Problem statement — For every line in the data below that contains "ネットワーク設定", copy the line.

____ Material provided

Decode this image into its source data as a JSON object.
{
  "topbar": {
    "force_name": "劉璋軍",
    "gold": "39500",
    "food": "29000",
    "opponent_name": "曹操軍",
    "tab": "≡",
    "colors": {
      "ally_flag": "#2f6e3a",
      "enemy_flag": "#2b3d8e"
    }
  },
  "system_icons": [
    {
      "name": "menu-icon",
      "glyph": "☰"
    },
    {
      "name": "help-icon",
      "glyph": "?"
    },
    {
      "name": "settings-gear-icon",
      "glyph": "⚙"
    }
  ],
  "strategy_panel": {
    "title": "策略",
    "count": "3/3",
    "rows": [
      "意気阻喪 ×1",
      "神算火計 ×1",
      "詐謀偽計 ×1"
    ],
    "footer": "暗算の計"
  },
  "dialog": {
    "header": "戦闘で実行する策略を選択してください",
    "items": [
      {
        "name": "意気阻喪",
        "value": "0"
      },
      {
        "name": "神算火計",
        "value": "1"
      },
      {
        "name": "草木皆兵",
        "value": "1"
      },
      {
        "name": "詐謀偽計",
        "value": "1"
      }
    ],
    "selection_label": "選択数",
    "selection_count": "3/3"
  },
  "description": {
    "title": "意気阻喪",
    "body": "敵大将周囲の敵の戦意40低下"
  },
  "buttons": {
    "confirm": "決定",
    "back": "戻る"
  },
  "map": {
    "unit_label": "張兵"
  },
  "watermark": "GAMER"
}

________
____ Material provided

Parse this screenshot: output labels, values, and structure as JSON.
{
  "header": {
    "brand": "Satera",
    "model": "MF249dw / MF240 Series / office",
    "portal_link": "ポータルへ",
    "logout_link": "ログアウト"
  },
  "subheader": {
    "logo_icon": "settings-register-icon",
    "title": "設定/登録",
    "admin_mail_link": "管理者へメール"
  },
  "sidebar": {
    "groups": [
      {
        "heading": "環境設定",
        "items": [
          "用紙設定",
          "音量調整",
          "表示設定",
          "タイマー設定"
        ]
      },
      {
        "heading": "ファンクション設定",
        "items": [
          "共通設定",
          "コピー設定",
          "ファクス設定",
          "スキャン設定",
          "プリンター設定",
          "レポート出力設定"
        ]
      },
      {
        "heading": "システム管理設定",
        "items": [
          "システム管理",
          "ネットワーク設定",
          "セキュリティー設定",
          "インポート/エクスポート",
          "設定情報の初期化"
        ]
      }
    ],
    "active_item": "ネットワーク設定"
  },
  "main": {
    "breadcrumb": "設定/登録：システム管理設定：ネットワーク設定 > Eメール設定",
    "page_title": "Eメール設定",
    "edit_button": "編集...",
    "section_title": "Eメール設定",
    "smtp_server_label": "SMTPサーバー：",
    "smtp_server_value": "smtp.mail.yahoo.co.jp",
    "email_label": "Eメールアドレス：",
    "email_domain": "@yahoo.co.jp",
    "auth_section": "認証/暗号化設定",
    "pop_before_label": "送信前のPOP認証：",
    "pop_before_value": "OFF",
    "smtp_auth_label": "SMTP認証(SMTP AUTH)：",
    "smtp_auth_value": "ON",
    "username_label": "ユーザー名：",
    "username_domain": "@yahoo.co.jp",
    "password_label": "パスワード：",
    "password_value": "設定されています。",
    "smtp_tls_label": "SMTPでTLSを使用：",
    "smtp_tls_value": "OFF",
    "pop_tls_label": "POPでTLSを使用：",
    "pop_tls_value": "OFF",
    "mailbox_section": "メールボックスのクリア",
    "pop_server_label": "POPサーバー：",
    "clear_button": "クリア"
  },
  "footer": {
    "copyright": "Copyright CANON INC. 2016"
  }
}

________

Result —
          "ネットワーク設定",
    "active_item": "ネットワーク設定"
    "breadcrumb": "設定/登録：システム管理設定：ネットワーク設定 > Eメール設定",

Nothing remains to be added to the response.